╭─ Extracted material

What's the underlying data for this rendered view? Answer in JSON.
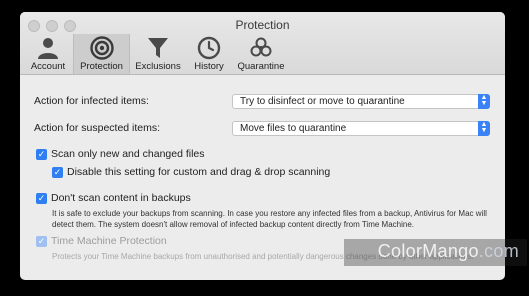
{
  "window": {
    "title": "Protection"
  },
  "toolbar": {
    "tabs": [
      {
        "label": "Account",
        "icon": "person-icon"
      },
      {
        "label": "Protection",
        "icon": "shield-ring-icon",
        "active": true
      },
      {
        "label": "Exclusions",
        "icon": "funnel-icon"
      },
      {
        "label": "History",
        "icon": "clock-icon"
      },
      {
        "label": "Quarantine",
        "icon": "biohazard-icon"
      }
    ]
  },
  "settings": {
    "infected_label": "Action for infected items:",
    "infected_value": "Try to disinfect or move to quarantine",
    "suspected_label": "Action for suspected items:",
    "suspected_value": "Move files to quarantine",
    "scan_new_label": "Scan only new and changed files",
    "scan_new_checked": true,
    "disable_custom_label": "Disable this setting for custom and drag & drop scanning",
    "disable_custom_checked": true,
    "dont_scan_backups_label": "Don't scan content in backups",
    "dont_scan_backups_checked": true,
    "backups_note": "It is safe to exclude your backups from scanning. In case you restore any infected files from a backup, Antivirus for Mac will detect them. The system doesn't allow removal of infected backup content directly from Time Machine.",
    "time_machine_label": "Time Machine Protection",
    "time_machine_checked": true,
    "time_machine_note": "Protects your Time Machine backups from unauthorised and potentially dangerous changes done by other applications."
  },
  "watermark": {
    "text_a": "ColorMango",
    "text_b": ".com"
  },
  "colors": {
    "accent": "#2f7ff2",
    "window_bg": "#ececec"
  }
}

╰─
╭─ Extracted material

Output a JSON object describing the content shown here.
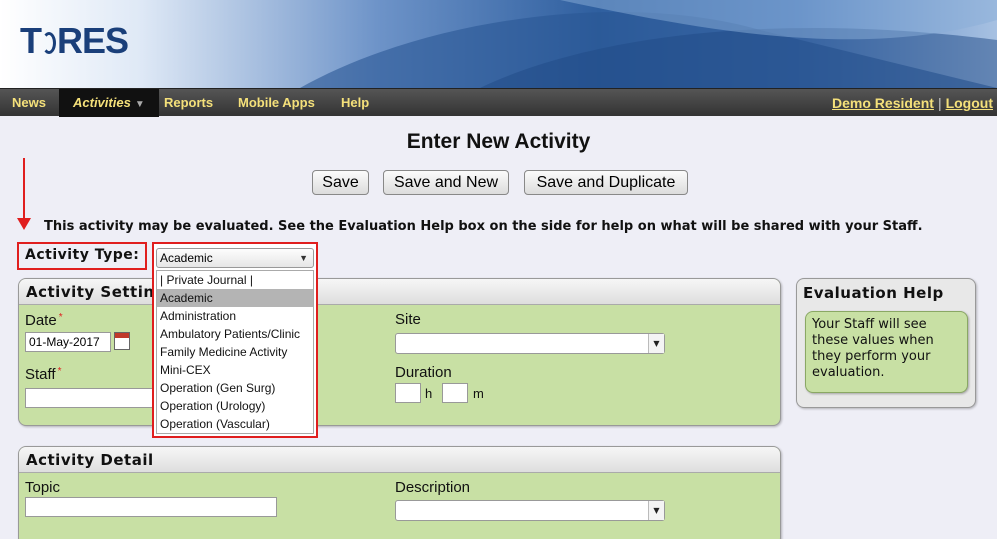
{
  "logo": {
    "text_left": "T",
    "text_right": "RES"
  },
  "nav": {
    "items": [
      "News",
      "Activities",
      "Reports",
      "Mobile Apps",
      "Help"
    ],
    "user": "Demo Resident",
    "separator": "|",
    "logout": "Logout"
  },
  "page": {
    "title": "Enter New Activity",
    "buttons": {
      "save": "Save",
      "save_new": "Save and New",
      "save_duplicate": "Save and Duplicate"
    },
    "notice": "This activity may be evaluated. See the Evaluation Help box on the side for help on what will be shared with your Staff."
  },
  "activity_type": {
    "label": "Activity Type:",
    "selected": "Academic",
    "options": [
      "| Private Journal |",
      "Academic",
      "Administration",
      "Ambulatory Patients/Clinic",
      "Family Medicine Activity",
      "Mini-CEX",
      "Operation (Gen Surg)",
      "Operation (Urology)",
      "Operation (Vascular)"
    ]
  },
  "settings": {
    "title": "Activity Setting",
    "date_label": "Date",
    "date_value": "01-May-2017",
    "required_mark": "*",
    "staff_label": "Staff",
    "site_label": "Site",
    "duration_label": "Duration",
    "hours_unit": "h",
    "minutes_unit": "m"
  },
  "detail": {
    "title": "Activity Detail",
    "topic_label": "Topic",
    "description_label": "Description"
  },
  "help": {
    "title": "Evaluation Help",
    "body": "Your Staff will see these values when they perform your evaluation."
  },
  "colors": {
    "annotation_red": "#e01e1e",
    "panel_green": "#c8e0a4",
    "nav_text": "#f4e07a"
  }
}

╰─

Reply with nothing but a number: how many lines of the entries above contain the string "icon"?

5